• Directions: Copy out each line below that has the word "memorizing" in it.
* BEGIN Entries *
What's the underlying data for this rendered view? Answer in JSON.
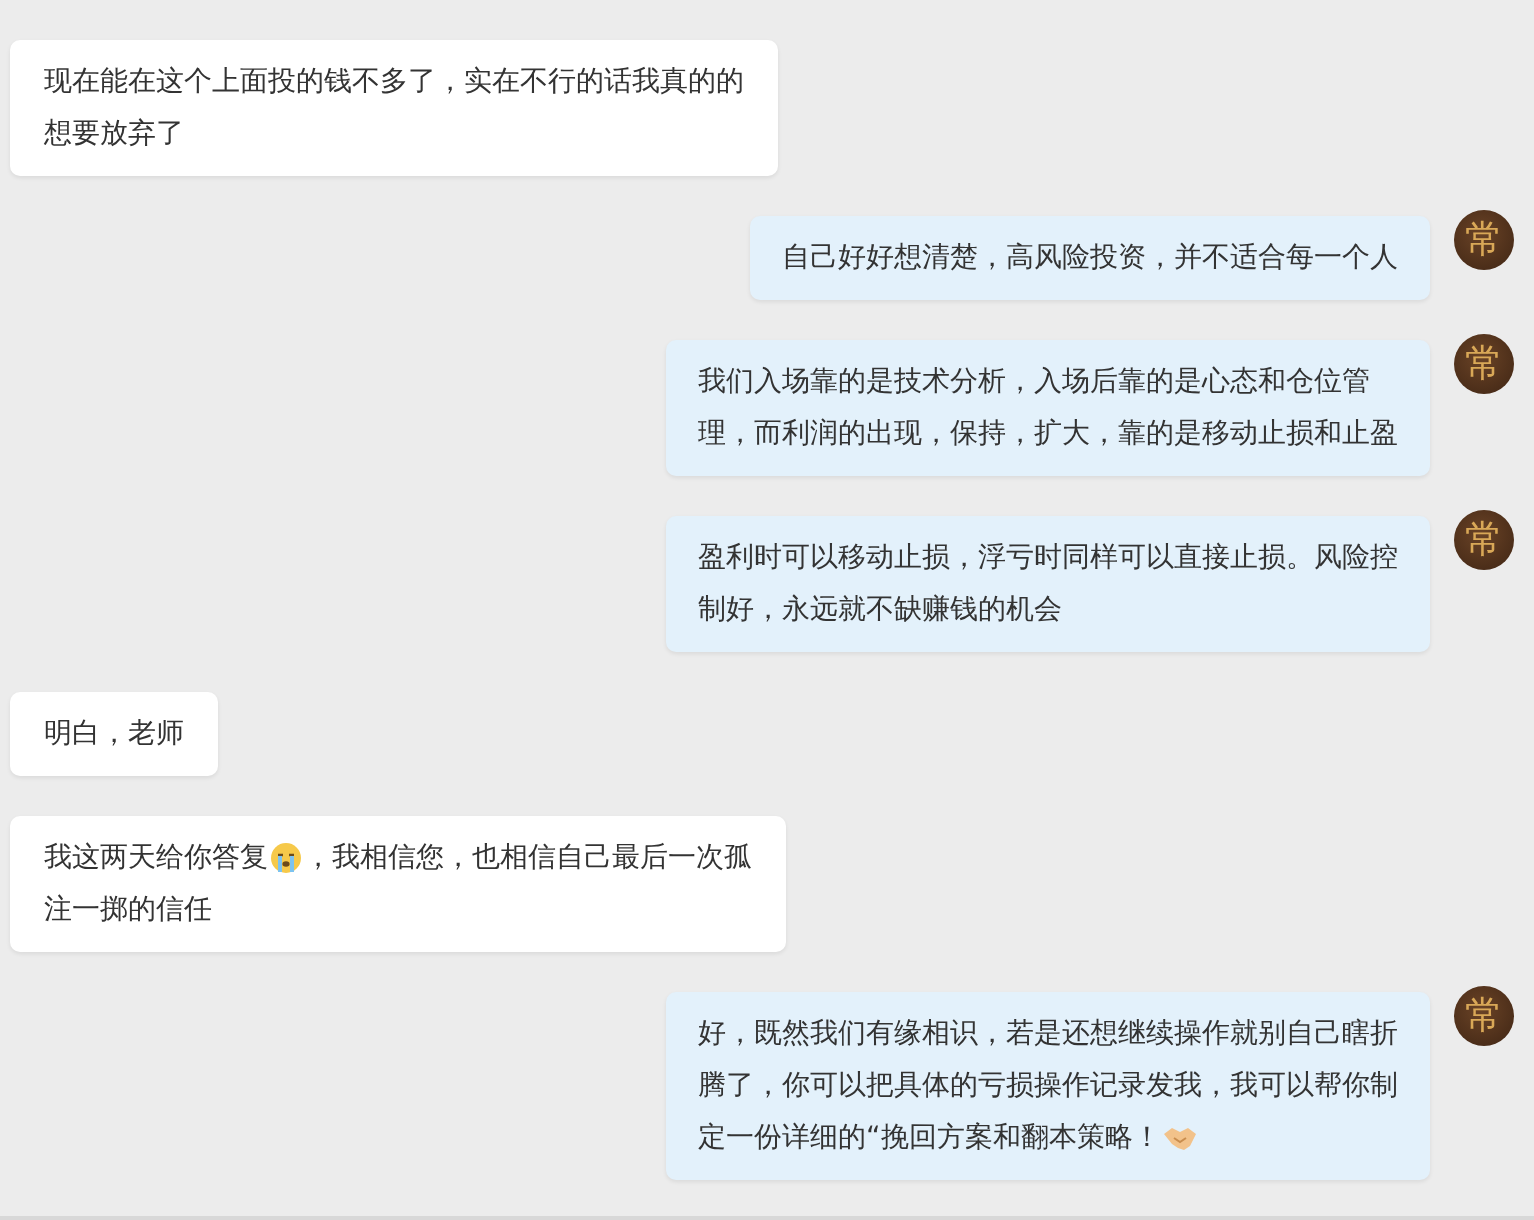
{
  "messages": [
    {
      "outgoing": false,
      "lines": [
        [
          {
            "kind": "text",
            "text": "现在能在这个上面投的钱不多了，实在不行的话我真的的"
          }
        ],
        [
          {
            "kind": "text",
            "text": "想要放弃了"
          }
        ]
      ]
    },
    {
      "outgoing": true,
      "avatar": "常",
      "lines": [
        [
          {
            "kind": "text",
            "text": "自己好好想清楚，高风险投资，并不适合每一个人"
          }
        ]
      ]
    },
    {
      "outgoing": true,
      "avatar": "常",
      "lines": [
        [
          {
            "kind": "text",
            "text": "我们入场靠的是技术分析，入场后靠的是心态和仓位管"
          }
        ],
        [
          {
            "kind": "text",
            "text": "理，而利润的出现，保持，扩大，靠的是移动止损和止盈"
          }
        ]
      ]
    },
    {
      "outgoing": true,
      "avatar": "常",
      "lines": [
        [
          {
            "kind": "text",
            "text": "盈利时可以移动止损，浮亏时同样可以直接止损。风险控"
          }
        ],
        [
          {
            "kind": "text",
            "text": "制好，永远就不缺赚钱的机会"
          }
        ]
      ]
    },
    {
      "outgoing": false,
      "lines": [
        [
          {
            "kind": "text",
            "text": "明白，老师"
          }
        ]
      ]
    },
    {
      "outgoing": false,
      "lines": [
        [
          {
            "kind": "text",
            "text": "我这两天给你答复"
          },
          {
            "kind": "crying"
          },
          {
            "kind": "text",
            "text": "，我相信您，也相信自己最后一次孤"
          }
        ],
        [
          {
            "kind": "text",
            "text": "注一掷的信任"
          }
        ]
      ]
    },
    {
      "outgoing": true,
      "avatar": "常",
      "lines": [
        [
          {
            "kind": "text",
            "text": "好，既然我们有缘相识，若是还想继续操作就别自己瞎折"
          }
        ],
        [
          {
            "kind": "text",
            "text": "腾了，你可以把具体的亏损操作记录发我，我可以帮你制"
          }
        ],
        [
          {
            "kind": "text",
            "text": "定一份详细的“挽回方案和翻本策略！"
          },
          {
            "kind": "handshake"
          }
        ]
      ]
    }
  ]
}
* END Entries *
* BEGIN Entries *
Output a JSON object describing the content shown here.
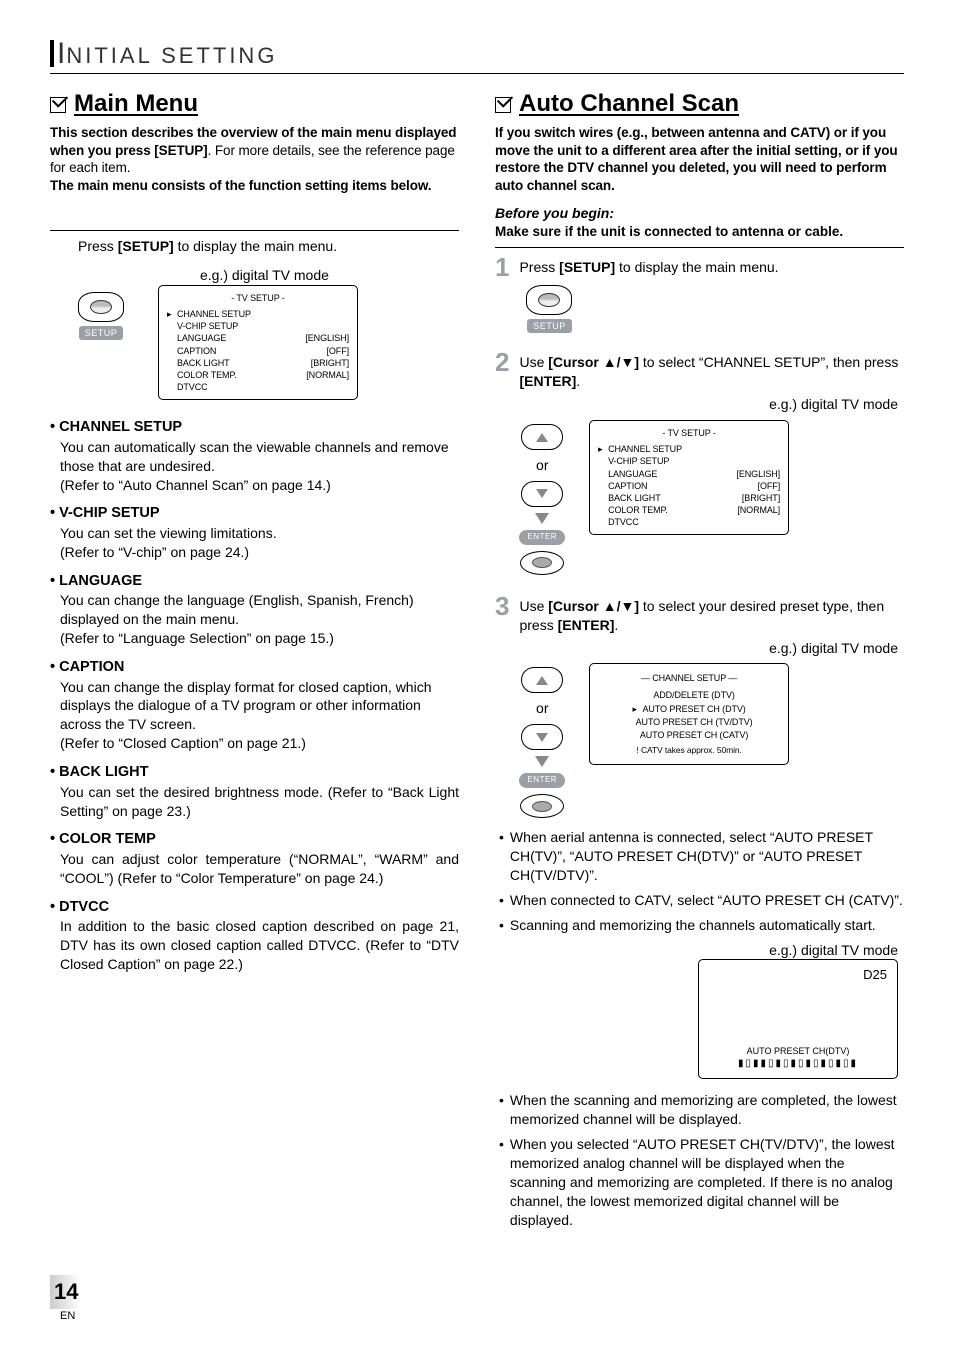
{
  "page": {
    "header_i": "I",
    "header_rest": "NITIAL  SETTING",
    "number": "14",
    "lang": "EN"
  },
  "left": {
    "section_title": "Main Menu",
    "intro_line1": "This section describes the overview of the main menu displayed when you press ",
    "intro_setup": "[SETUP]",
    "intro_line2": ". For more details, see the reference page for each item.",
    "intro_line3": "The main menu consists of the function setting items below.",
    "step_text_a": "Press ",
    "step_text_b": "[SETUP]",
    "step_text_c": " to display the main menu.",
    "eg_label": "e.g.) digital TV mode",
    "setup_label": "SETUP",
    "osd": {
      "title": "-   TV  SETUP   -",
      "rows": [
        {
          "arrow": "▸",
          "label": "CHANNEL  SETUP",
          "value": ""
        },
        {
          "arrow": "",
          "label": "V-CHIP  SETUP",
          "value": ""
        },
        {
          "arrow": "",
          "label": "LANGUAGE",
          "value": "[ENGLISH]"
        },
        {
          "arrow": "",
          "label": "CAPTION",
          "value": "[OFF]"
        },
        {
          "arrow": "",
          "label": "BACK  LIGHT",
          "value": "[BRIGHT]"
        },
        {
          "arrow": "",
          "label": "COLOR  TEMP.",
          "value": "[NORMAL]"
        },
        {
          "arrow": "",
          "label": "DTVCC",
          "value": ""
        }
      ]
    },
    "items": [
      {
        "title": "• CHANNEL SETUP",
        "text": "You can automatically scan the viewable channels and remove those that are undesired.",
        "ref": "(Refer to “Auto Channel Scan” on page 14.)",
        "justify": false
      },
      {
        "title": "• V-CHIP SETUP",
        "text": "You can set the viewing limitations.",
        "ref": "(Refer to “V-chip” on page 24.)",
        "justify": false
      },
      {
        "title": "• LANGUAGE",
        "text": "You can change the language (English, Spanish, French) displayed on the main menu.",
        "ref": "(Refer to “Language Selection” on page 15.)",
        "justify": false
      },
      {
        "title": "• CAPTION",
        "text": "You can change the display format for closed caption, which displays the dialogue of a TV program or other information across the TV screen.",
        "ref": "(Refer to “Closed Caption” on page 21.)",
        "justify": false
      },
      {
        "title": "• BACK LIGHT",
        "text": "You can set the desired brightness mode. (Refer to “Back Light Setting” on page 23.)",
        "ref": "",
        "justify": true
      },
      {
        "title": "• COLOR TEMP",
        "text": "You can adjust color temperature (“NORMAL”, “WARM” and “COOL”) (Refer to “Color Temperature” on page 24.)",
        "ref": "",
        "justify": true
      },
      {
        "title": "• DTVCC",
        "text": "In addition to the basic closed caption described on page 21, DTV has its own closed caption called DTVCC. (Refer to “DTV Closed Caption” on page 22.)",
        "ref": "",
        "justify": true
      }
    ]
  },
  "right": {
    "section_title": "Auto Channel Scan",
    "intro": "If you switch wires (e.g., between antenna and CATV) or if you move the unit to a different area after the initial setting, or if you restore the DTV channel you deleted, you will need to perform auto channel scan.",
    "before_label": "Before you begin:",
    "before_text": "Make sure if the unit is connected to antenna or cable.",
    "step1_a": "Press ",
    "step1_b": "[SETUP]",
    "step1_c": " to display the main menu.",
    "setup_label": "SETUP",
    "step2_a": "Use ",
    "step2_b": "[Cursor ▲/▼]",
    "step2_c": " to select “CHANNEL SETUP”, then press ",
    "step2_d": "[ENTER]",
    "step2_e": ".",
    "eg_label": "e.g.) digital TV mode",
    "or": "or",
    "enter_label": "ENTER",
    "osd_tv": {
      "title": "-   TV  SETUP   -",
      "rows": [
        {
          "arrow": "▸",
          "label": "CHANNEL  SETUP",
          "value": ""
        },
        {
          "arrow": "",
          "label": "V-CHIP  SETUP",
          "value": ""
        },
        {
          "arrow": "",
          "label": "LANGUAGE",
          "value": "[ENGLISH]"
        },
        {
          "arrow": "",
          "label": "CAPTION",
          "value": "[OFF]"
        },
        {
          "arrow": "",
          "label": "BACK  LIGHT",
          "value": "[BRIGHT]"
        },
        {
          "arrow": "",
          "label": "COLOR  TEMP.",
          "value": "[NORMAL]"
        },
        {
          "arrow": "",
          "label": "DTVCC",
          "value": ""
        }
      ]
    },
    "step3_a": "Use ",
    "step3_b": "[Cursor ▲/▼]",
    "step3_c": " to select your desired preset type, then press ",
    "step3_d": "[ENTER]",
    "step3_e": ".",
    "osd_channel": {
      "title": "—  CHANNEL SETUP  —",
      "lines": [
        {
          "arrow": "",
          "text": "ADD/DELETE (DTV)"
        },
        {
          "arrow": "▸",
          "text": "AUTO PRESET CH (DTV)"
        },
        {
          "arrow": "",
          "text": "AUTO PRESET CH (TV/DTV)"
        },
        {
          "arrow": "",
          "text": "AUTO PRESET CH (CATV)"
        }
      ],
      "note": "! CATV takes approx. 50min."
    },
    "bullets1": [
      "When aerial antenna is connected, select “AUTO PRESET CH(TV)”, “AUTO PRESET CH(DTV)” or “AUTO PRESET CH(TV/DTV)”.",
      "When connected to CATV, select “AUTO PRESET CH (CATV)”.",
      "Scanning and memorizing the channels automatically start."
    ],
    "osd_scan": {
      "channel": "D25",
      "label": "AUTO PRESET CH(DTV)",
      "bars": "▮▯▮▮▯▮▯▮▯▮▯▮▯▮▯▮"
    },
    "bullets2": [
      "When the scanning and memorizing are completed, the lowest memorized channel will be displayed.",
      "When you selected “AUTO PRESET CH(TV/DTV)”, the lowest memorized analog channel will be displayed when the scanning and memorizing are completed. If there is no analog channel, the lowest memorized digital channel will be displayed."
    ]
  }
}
* END Entries *
• Response to the task:
      "Scanning and memorizing the channels automatically start."
      "When the scanning and memorizing are completed, the lowest memorized channel will be displayed.",
      "When you selected “AUTO PRESET CH(TV/DTV)”, the lowest memorized analog channel will be displayed when the scanning and memorizing are completed. If there is no analog channel, the lowest memorized digital channel will be displayed."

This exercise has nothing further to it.